Lines of data
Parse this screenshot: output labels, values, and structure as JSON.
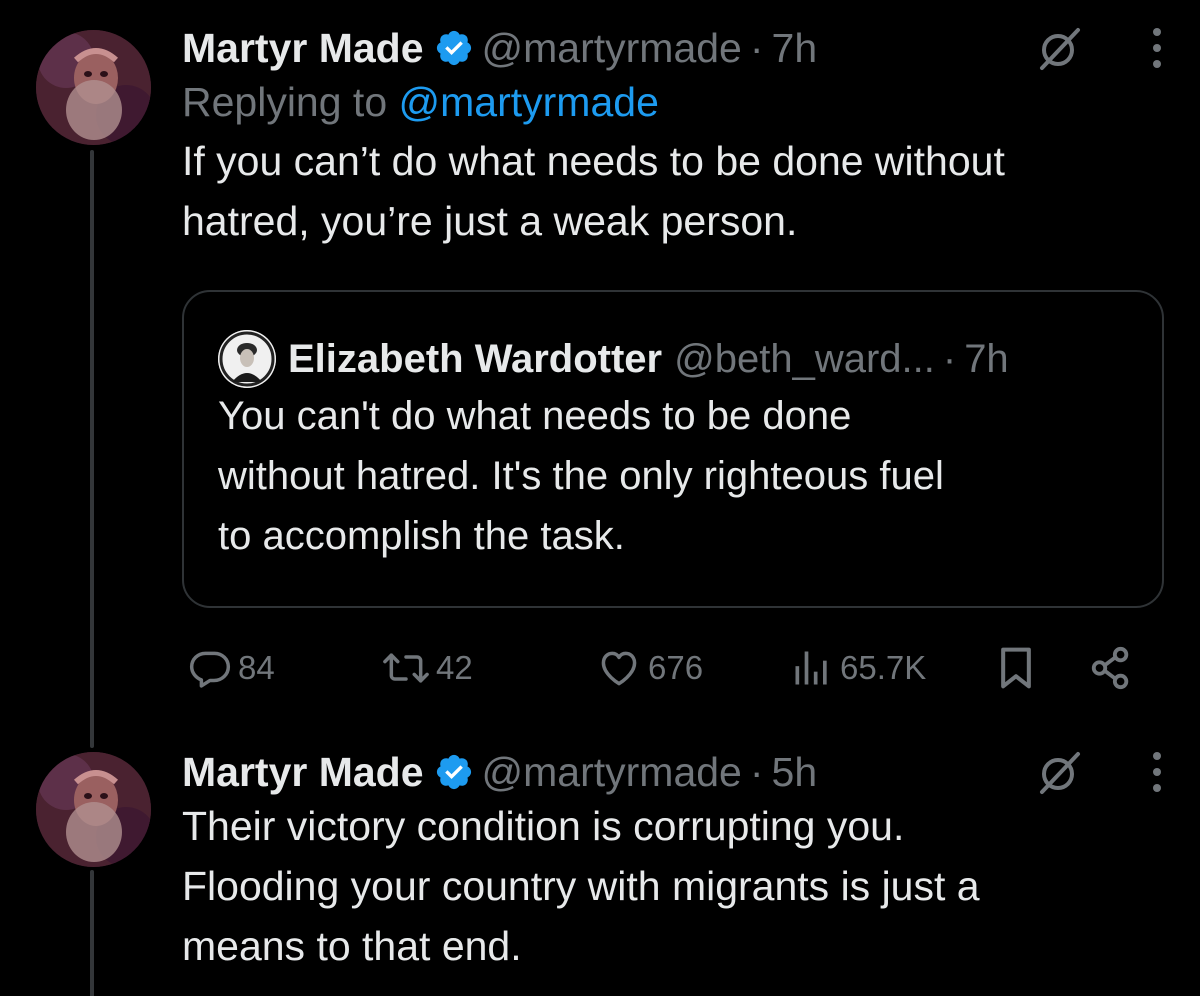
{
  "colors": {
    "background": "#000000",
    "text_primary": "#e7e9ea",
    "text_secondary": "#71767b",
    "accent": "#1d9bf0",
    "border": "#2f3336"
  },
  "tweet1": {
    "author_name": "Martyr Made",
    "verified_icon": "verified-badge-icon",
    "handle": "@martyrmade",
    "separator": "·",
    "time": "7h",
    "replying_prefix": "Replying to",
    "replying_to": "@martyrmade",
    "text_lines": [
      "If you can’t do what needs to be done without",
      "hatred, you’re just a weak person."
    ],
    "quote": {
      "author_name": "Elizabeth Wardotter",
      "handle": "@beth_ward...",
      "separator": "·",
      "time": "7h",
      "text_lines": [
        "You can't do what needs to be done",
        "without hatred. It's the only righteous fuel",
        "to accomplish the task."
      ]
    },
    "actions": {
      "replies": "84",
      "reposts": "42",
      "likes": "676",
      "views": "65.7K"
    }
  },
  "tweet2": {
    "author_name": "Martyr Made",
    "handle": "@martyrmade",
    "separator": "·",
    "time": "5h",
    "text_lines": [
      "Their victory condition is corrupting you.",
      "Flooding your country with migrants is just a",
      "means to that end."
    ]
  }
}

- The task -
Pictures are excluded; copy every other part of the records exactly.

- Worked answer -
Parse this screenshot: output labels, values, and structure as JSON.
{
  "colors": {
    "background": "#000000",
    "text_primary": "#e7e9ea",
    "text_secondary": "#71767b",
    "accent": "#1d9bf0",
    "border": "#2f3336"
  },
  "tweet1": {
    "author_name": "Martyr Made",
    "verified_icon": "verified-badge-icon",
    "handle": "@martyrmade",
    "separator": "·",
    "time": "7h",
    "replying_prefix": "Replying to",
    "replying_to": "@martyrmade",
    "text_lines": [
      "If you can’t do what needs to be done without",
      "hatred, you’re just a weak person."
    ],
    "quote": {
      "author_name": "Elizabeth Wardotter",
      "handle": "@beth_ward...",
      "separator": "·",
      "time": "7h",
      "text_lines": [
        "You can't do what needs to be done",
        "without hatred. It's the only righteous fuel",
        "to accomplish the task."
      ]
    },
    "actions": {
      "replies": "84",
      "reposts": "42",
      "likes": "676",
      "views": "65.7K"
    }
  },
  "tweet2": {
    "author_name": "Martyr Made",
    "handle": "@martyrmade",
    "separator": "·",
    "time": "5h",
    "text_lines": [
      "Their victory condition is corrupting you.",
      "Flooding your country with migrants is just a",
      "means to that end."
    ]
  }
}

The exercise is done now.